WHAT IS EXPECTED:
In the endometriosis biomarker text below, condense the paragraph beginning "A large number of ncRNAs" into a shorter paragraph that keeps its main facts.
(SOURCE TEXT Opens)
With pain being a common symptom of endometriosis, several studies were performed to examine whether neurotrophic molecules detected in blood can be used as diagnostic markers. Brain-derived neurotrophic factor (BDNF) in circulation as a putative marker was reportedly able to differentiate cases between Stage I and Stage II endometriosis.20 Although a higher serum level of mature BDNF was detected in those with self-reported pain with Stages I–II endometriosis prior to surgery, independent of menstrual cycle phase and irrespective of lesion type, the difference based on receiver operating characteristic curve analysis was not predictive for the disease.21 In people with ovarian endometriosis and infertility with or without pain, BDNF levels in serum and peritoneal fluid were significantly higher in patients with pain but showed no association with the disease stages or menstrual cycle phases, however, correlated with BDNF mRNA and protein expression levels, and tyrosine receptor kinase B protein (receptor for BDNF and neurotrophin-3, -4 ligands) expressions in ectopic lesions in the presence of endometriosis pain.22

A large number of ncRNAs including microRNAs (miRNAs), long non-coding RNAs, and closed long non-coding circular RNAs are involved in tissue-specific regulation of gene expressions at the transcriptional, post-transcriptional, and translational levels.29 Thus, specific species of ncRNAs in peripheral biological samples, e.g., plasma, serum, saliva, and urine with high stability and pathophysiological relevance, bear potential biomarker value for various complex diseases, for example, endometriosis.23-26,32 However, no circulating ncRNA has as yet been identified that could on their own comprise a reproducible, non-invasive diagnostic test for endometriosis. The observed lack of concordance between the reported studies could include geographic and ethnic differences in the expression of ncRNA repertoire, differences in sample handling, ncRNA extraction, normalisation, assay platforms, methods of statistical analysis, and the absence of a harmonised approach to tissue collection, storage, and of specimen characterisation on the basis of disease severity, disease phenotype, menstrual history, and fertility.33-38

Endometrial Biomarkers

Eutopic endometrium from patients with endometriosis differs from that of those without endometriosis.13,27 It is commonly believed that endometrial biopsies collected using minimally invasive techniques with the aid of Pipelle or Karmen devices can be employed in the diagnosis of endometriosis. However, the dynamic nature of the cellular and molecular biology of endometrium, and additional complicating facets of the phenotypic and ethnic heterogeneity of endometriosis collectively pose challenges in the development of biomarker discovery for this disease.28,39 In fact, a close survey of the literature reveals multiple caveats that would require close attention in future studies aimed at developing eutopic endometrium-based diagnostic targets for endometriosis. In the following section, the authors highlighted a few important issues in this regard.
(SOURCE TEXT Closes)
(EXERCISE DATA Opens)
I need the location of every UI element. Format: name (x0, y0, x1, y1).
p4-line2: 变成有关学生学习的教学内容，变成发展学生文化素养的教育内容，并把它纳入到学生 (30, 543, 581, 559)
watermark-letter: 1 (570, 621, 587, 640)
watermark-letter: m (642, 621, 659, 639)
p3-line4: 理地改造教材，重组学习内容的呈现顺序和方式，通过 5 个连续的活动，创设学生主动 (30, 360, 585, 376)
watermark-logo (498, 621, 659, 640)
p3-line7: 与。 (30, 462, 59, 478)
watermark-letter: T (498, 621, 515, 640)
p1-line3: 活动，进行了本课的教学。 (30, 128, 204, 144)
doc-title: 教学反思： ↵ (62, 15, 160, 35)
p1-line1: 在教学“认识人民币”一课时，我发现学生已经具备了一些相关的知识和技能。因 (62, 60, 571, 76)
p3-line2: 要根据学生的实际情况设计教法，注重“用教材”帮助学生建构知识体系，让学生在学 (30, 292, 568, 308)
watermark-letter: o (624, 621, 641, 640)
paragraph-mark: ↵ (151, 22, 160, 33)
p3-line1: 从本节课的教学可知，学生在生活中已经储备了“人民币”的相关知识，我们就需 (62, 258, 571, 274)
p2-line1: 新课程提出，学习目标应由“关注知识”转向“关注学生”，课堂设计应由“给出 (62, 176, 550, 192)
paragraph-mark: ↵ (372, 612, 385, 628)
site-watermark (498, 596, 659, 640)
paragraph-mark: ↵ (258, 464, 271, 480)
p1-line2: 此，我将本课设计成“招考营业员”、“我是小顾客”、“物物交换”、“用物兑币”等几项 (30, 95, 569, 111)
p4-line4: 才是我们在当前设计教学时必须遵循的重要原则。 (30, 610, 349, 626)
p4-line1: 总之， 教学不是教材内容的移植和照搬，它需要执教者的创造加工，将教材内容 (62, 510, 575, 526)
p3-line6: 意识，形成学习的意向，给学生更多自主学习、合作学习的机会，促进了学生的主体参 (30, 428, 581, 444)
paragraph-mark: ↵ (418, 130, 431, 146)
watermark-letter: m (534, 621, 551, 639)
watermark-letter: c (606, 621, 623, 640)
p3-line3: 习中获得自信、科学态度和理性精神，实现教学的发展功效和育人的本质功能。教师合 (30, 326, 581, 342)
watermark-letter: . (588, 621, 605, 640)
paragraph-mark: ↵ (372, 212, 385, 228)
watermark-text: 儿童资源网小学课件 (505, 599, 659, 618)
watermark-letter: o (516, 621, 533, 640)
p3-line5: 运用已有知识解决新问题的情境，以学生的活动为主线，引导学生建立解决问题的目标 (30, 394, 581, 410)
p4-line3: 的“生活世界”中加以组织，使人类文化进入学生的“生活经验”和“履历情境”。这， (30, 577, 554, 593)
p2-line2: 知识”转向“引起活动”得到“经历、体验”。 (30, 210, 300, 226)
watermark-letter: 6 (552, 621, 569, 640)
(EXERCISE DATA Closes)
ANSWER BELOW:
Many ncRNAs, including miRNAs, long non-coding RNAs and circular RNAs, regulate tissue-specific gene expression at the transcriptional, post-transcriptional and translational levels. Because they are stable and pathophysiologically relevant in samples such as plasma, serum, saliva and urine, they may serve as biomarkers for complex diseases such as endometriosis. Still, no circulating ncRNA has yet been found that could on its own provide a reproducible, non-invasive diagnostic test for endometriosis. The reported studies disagree. Possible reasons include geographic and ethnic differences in ncRNA expression and differences in sample handling, extraction, normalization, assay platforms and statistical analysis. Another is the lack of a harmonized approach to tissue collection, storage and specimen characterization by disease severity, phenotype, menstrual history and fertility.